Scan the lines below for the word "Settings". Copy each line you find it in.

/---

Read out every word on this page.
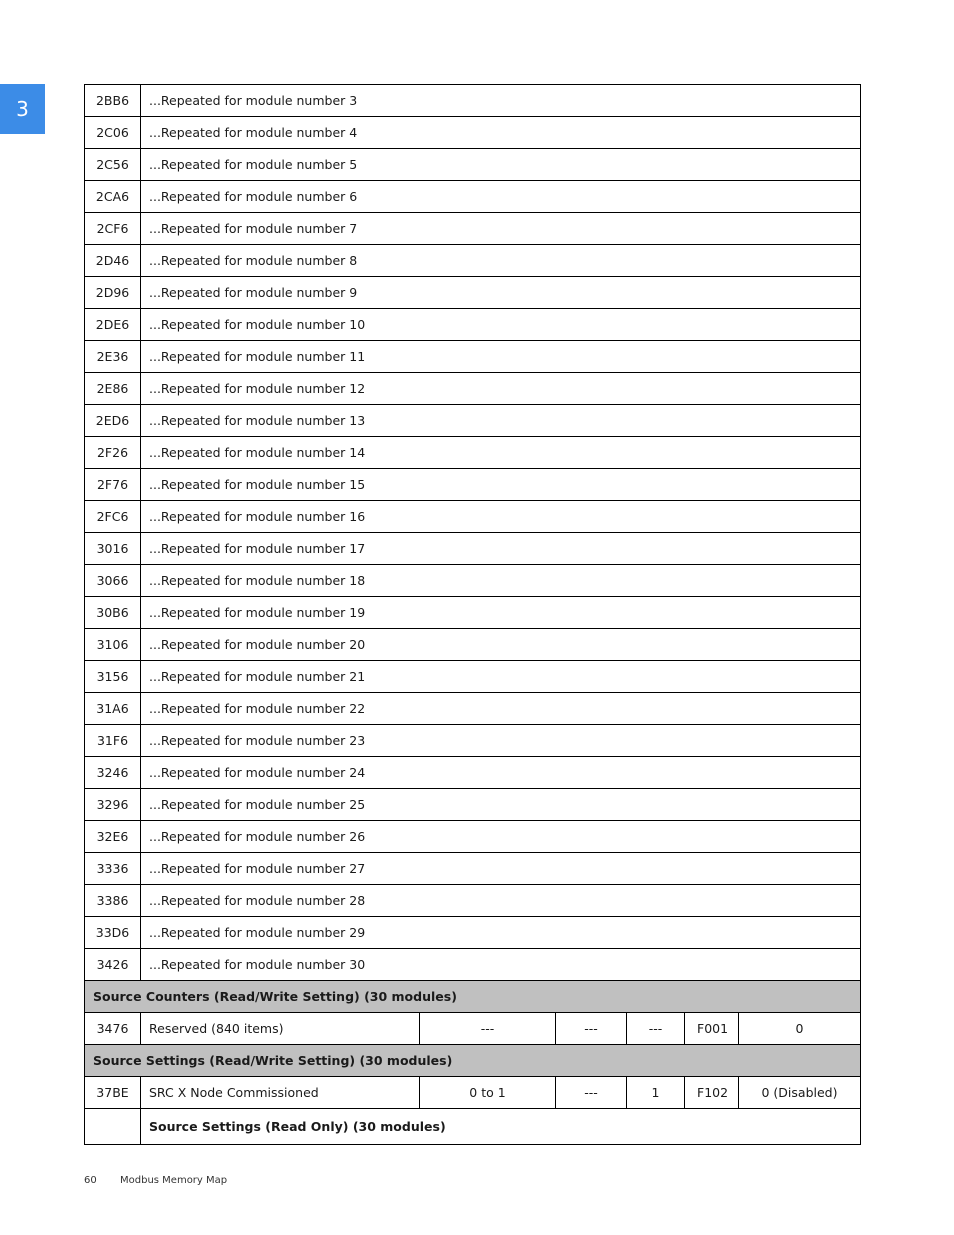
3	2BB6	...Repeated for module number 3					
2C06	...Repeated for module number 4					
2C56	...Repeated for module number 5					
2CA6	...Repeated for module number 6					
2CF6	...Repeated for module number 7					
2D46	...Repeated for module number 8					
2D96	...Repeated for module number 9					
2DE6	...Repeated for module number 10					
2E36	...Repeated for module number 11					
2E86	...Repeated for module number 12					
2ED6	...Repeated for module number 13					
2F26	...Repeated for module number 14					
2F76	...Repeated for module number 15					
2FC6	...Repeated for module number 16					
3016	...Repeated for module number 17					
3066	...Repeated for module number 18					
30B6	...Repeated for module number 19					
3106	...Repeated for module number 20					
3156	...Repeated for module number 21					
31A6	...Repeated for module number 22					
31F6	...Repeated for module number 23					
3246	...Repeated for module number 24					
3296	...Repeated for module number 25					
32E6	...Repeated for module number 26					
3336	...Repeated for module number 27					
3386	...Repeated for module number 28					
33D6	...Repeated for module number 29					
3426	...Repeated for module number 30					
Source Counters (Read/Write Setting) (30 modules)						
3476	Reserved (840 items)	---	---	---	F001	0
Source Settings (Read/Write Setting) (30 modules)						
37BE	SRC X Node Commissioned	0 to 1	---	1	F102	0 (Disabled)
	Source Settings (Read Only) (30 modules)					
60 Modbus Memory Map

\---
/---

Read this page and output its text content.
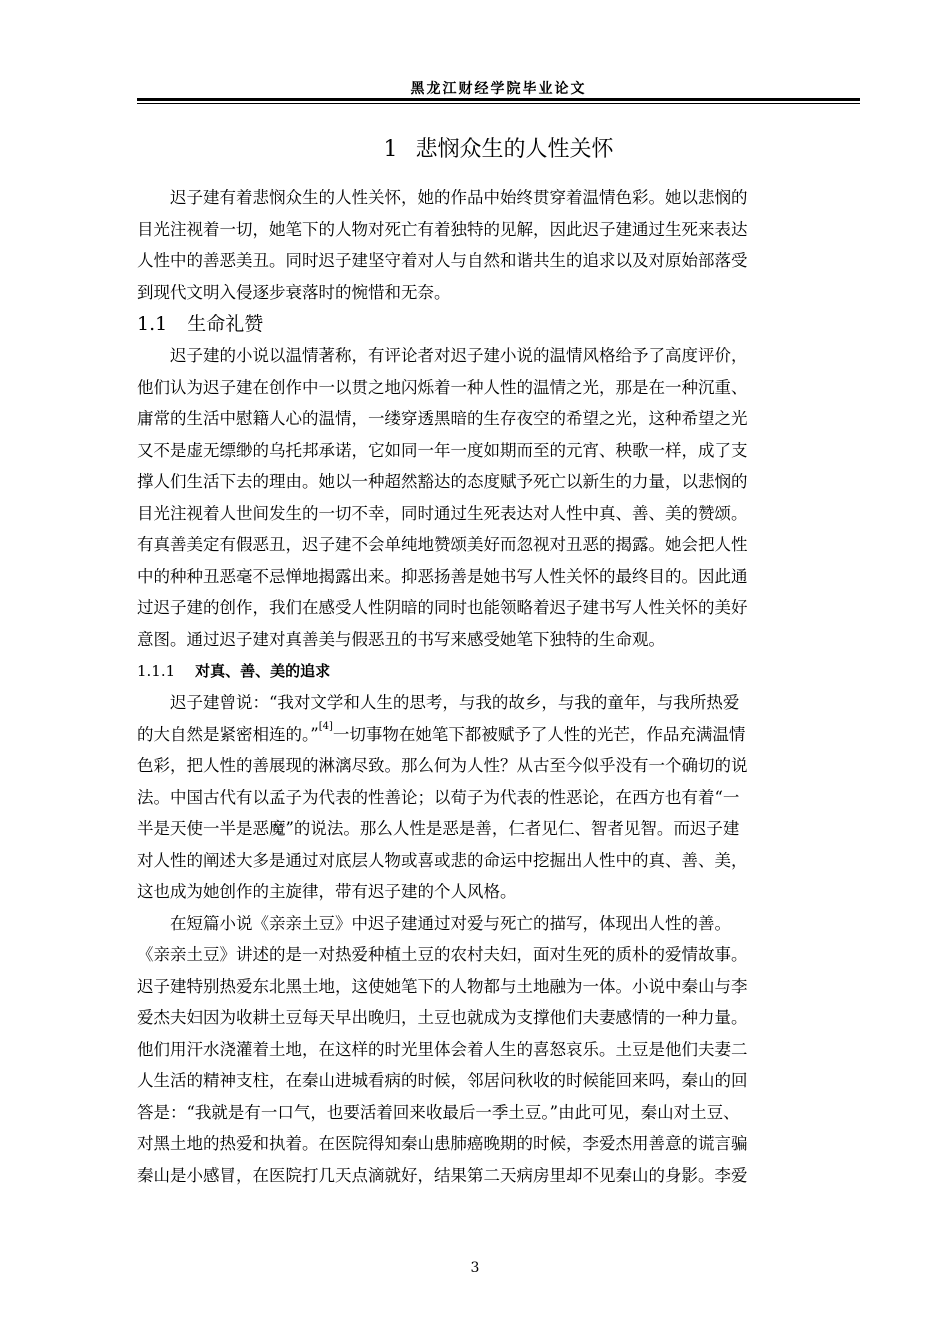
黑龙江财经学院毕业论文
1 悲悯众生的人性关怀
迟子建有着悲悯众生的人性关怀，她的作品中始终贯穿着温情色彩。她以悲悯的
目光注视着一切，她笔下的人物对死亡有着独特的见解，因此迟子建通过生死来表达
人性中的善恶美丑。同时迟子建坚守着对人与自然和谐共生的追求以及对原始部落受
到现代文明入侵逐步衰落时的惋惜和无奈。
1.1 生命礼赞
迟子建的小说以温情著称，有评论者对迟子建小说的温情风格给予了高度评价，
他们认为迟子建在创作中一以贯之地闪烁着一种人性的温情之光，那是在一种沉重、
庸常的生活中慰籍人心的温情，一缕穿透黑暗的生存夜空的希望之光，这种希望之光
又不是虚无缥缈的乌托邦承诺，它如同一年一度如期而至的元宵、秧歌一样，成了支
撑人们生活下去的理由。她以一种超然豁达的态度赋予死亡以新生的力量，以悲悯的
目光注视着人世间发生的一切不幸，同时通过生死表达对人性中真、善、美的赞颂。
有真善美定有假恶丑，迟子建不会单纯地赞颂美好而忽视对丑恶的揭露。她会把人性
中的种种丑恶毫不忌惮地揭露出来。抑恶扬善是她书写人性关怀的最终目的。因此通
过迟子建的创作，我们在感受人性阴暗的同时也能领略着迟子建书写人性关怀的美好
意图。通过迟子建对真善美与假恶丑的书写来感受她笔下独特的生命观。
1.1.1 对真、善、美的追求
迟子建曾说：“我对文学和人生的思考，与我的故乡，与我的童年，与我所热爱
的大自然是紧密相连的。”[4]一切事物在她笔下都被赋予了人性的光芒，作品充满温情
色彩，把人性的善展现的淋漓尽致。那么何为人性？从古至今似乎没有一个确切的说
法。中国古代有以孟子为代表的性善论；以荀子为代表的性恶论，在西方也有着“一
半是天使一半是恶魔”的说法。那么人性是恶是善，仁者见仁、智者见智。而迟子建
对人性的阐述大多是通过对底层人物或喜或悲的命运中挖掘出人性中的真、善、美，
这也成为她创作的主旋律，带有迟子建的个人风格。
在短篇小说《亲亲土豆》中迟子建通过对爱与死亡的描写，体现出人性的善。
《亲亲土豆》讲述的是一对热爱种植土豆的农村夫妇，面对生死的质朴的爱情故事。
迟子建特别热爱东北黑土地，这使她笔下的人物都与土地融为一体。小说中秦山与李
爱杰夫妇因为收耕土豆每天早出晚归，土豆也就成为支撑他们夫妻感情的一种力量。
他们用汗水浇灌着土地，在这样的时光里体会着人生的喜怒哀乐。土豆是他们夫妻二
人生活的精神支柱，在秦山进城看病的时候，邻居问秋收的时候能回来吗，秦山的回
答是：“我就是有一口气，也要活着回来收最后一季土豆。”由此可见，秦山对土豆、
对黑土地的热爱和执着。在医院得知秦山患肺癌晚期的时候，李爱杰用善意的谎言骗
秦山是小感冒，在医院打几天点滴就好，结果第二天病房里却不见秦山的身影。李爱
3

\---

● **Exercise output**:
Source Settings (Read/Write Setting) (30 modules)						
	Source Settings (Read Only) (30 modules)					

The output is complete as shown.